What is needed
Tally up how many lines in the listing below contain the string "Developed", and give only the total.

Provided information
:::::

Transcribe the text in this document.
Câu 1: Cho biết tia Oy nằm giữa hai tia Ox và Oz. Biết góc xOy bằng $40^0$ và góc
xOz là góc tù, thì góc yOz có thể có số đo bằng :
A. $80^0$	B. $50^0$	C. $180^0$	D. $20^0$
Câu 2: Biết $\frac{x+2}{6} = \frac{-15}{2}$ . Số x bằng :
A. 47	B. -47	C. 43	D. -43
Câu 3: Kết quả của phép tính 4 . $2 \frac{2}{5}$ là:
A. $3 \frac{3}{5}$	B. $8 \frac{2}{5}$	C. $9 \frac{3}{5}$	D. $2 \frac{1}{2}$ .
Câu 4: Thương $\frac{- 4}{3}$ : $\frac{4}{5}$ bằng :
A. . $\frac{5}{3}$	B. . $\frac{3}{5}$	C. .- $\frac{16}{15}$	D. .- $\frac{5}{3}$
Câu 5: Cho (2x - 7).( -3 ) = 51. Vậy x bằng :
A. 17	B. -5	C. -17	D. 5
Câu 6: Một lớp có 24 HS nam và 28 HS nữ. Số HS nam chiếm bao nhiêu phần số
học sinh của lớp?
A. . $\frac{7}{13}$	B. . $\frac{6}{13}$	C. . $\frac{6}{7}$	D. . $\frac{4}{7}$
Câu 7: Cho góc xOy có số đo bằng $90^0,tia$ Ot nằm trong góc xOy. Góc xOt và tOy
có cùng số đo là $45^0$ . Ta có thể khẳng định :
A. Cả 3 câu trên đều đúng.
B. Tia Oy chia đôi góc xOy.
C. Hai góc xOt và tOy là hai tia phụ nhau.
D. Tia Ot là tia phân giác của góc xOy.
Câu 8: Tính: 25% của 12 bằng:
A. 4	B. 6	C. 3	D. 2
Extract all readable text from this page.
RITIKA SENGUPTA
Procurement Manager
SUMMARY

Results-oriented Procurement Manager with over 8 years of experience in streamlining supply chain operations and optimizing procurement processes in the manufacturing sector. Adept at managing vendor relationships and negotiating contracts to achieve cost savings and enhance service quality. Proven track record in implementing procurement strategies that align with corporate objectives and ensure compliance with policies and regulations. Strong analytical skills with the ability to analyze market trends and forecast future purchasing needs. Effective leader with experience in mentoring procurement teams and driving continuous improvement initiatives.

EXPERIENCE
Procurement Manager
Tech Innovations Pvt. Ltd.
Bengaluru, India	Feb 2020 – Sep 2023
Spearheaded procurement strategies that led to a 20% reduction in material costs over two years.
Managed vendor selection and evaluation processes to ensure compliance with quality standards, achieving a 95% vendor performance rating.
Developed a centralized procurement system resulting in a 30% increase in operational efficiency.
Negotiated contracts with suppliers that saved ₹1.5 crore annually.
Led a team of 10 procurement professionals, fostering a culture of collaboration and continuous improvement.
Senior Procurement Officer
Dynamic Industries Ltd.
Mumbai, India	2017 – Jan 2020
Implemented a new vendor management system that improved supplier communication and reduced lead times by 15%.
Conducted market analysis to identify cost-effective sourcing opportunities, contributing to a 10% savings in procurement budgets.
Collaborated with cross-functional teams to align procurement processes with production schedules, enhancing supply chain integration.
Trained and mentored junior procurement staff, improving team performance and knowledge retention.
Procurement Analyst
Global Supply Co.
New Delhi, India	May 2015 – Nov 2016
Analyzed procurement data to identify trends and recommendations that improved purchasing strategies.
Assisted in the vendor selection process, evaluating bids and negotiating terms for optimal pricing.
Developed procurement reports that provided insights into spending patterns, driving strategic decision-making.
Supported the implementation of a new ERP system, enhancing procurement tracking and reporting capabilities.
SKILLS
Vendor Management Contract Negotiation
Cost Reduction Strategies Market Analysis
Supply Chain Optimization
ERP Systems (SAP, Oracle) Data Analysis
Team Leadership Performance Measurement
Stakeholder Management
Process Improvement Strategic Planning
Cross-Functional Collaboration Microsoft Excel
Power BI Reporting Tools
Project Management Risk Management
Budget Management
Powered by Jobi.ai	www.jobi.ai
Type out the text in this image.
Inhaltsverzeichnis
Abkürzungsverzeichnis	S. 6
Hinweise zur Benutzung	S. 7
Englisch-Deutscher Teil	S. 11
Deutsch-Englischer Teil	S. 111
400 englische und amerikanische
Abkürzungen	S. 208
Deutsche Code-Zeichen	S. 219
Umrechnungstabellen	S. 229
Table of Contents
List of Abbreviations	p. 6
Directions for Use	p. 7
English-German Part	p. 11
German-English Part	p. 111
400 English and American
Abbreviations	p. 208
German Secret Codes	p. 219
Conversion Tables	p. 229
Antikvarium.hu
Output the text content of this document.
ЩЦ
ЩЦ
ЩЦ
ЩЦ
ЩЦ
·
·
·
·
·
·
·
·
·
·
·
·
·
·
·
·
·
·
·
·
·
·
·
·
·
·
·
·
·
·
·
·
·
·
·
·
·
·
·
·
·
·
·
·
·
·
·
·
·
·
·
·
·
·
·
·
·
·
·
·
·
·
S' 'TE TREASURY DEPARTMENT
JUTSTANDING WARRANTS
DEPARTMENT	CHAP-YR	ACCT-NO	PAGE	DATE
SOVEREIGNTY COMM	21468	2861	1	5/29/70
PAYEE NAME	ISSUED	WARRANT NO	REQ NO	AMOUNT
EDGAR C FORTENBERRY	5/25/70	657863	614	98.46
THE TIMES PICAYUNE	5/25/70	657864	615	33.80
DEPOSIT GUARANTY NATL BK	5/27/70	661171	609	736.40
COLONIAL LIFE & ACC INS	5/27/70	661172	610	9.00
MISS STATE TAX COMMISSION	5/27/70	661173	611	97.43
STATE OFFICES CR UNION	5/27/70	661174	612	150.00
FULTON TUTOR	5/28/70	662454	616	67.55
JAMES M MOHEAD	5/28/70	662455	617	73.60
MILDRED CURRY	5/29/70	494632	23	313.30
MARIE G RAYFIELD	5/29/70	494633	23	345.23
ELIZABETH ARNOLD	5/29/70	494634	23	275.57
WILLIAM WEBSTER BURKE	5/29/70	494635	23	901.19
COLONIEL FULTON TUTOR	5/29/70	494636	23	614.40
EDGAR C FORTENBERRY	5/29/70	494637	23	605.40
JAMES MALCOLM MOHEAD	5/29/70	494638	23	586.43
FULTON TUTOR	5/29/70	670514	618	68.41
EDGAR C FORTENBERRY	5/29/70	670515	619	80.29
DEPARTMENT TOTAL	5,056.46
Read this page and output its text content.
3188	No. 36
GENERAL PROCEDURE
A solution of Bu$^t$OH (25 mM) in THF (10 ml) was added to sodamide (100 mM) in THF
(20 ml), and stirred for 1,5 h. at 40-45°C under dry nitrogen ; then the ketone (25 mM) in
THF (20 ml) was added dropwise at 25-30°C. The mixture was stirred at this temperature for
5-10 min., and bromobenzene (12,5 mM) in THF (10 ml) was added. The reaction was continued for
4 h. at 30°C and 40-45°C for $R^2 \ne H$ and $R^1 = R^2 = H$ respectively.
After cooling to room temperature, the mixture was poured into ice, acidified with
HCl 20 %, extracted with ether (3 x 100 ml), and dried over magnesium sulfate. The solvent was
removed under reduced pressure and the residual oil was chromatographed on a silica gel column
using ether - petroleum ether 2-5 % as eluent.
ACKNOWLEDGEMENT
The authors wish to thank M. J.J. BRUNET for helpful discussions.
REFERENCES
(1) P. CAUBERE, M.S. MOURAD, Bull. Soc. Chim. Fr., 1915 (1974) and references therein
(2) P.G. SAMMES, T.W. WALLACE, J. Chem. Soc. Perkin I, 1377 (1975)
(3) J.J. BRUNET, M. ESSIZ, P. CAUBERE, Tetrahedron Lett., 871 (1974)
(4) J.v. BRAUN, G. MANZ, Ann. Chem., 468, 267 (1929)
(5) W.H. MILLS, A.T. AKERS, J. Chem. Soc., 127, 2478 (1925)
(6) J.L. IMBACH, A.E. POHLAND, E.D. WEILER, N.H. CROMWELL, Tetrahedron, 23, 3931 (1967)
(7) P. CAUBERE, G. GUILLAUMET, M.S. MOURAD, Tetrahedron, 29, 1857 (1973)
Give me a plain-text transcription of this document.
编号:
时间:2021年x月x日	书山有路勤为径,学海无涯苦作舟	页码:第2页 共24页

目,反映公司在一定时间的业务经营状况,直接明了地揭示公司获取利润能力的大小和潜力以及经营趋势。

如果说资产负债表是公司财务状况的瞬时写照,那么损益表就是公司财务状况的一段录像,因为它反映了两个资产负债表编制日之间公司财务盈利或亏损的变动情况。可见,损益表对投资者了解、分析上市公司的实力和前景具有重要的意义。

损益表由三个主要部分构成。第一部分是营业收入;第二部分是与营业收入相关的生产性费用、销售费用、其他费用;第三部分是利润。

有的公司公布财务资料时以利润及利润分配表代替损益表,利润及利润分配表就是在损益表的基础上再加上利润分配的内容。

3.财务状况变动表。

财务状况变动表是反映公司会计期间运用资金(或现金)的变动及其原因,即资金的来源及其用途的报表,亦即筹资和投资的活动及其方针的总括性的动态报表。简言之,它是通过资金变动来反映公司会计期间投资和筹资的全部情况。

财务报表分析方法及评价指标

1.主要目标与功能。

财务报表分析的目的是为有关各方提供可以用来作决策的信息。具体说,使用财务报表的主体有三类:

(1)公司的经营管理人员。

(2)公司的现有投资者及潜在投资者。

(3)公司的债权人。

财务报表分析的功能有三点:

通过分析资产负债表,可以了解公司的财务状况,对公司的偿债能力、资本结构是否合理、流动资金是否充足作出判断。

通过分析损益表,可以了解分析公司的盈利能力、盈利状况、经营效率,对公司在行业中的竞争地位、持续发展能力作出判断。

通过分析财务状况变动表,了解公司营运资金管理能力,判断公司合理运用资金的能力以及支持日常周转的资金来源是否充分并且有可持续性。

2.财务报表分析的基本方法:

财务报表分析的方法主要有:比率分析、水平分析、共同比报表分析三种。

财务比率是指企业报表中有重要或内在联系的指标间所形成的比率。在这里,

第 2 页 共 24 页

:::::

Completed task
2